### Problem to work on
Show every line where "Tung" occurs.

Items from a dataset
----
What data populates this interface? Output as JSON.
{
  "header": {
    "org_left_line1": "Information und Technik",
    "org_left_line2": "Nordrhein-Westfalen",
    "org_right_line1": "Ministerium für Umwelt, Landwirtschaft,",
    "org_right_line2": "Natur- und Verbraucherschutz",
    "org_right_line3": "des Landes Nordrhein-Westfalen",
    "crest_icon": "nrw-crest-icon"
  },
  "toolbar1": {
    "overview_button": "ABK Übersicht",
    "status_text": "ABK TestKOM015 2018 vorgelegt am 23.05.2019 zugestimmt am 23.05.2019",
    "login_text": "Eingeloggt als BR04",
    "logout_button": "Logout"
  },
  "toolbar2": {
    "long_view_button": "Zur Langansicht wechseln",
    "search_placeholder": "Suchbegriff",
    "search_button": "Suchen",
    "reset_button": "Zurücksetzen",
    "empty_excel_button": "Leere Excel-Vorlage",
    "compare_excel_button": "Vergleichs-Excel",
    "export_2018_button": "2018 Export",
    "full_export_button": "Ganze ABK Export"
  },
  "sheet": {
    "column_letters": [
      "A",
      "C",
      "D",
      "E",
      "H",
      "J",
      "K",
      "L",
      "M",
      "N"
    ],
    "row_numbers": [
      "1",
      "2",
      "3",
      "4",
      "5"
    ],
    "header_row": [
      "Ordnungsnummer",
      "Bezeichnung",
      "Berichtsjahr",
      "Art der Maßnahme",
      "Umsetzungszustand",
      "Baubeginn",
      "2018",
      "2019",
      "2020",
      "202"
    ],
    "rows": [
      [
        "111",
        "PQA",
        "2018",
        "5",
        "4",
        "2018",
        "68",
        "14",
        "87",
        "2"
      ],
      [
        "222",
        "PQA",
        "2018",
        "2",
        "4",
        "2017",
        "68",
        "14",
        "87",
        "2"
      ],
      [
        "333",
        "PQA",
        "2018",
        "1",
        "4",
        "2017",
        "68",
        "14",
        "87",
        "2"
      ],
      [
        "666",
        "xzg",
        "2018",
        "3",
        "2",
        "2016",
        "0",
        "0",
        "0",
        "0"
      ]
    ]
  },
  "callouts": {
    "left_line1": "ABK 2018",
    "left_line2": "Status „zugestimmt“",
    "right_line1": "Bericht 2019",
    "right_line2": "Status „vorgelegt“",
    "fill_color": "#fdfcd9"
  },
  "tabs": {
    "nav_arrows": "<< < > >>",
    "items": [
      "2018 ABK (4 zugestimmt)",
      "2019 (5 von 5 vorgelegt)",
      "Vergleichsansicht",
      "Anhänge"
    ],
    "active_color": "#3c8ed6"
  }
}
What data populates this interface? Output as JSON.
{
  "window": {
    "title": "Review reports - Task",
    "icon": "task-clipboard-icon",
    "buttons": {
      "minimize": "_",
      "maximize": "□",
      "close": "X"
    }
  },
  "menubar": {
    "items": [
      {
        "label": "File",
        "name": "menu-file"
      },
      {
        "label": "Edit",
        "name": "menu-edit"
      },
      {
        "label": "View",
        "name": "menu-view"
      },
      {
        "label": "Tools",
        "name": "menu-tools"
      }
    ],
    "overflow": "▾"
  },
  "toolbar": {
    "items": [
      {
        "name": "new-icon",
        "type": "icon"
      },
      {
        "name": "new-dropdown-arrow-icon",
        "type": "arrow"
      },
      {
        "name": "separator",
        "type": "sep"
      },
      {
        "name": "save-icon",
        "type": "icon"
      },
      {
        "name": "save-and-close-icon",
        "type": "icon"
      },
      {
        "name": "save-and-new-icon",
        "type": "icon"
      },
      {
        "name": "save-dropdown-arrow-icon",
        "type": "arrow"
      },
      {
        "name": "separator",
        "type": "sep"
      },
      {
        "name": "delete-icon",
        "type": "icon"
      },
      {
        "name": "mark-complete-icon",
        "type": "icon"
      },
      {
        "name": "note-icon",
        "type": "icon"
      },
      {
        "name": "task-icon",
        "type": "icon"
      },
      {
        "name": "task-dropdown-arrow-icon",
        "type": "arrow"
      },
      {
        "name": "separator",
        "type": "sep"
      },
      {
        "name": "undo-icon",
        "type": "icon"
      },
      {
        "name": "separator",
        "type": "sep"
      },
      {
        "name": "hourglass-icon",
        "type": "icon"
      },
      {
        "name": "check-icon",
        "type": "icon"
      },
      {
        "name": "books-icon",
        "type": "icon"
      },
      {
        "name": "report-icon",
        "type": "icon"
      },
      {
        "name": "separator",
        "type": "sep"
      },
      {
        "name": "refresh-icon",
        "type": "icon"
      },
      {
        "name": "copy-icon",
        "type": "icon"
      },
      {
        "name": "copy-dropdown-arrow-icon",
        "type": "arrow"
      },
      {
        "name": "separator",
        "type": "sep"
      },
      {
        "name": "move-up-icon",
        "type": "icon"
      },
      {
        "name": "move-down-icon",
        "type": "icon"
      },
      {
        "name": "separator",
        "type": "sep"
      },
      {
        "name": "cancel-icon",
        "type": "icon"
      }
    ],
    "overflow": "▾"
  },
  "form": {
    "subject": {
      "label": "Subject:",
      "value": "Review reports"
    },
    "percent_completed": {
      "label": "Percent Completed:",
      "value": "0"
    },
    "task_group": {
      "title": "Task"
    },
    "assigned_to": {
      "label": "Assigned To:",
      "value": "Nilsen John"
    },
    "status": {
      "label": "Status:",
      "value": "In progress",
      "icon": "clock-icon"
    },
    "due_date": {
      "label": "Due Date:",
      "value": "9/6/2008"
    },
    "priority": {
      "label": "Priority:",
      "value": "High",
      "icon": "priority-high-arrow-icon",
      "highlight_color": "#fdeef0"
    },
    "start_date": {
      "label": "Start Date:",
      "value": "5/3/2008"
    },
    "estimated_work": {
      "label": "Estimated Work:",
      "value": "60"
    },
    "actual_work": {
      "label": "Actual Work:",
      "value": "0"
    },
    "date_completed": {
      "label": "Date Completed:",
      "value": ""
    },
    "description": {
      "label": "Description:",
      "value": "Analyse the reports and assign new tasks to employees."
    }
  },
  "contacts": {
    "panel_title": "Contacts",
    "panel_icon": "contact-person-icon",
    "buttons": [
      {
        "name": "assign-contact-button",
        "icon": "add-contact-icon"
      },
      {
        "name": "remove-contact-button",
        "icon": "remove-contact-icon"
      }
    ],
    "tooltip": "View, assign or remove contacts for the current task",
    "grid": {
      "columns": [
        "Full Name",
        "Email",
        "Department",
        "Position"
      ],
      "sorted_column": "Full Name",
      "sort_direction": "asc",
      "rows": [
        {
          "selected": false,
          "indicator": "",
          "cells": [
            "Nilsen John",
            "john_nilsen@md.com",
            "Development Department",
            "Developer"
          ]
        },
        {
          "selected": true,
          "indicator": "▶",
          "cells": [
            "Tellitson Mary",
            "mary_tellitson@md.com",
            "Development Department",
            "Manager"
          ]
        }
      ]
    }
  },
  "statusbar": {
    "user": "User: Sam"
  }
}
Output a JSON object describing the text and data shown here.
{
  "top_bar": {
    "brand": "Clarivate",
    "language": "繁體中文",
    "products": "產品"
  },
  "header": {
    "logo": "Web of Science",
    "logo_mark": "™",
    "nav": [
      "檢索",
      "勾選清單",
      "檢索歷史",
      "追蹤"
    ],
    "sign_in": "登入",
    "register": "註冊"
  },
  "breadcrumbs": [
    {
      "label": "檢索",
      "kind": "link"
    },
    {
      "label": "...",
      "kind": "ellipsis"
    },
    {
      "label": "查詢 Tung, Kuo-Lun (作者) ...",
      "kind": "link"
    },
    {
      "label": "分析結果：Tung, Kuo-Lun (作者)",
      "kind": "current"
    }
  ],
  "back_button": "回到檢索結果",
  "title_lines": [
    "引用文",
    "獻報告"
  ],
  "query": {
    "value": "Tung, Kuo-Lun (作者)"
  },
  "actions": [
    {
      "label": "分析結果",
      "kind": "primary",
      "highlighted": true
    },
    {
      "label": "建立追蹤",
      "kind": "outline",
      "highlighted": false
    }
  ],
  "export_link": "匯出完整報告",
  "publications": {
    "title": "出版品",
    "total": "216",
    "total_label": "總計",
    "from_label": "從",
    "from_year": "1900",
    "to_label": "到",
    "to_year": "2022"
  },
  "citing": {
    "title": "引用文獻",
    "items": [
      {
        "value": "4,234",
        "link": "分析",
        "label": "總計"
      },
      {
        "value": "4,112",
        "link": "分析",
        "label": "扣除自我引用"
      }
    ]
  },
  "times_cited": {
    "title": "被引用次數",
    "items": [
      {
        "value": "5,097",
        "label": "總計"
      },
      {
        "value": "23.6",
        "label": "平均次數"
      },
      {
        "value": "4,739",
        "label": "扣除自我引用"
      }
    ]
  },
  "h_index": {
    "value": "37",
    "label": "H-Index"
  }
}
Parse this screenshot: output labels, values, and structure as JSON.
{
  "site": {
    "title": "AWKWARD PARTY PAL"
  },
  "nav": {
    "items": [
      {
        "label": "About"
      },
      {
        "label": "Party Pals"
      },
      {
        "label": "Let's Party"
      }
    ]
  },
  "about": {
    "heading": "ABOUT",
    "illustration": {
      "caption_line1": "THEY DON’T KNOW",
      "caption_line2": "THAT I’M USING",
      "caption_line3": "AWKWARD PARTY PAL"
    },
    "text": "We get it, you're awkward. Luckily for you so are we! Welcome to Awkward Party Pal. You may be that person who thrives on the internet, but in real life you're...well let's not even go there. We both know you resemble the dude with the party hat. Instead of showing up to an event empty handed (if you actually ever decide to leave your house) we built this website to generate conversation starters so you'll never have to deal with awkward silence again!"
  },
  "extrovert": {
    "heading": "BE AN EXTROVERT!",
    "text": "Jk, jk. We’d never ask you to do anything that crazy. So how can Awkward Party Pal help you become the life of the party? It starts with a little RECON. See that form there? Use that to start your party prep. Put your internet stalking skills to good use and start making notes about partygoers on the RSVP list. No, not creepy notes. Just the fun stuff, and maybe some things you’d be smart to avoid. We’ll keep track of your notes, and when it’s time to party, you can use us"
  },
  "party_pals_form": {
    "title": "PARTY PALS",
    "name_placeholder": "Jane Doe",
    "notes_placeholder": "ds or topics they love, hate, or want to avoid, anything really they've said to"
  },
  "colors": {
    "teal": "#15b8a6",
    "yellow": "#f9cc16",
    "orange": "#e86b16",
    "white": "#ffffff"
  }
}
----
### Response for this exercise
      "label": "查詢 Tung, Kuo-Lun (作者) ...",
      "label": "分析結果：Tung, Kuo-Lun (作者)",
    "value": "Tung, Kuo-Lun (作者)"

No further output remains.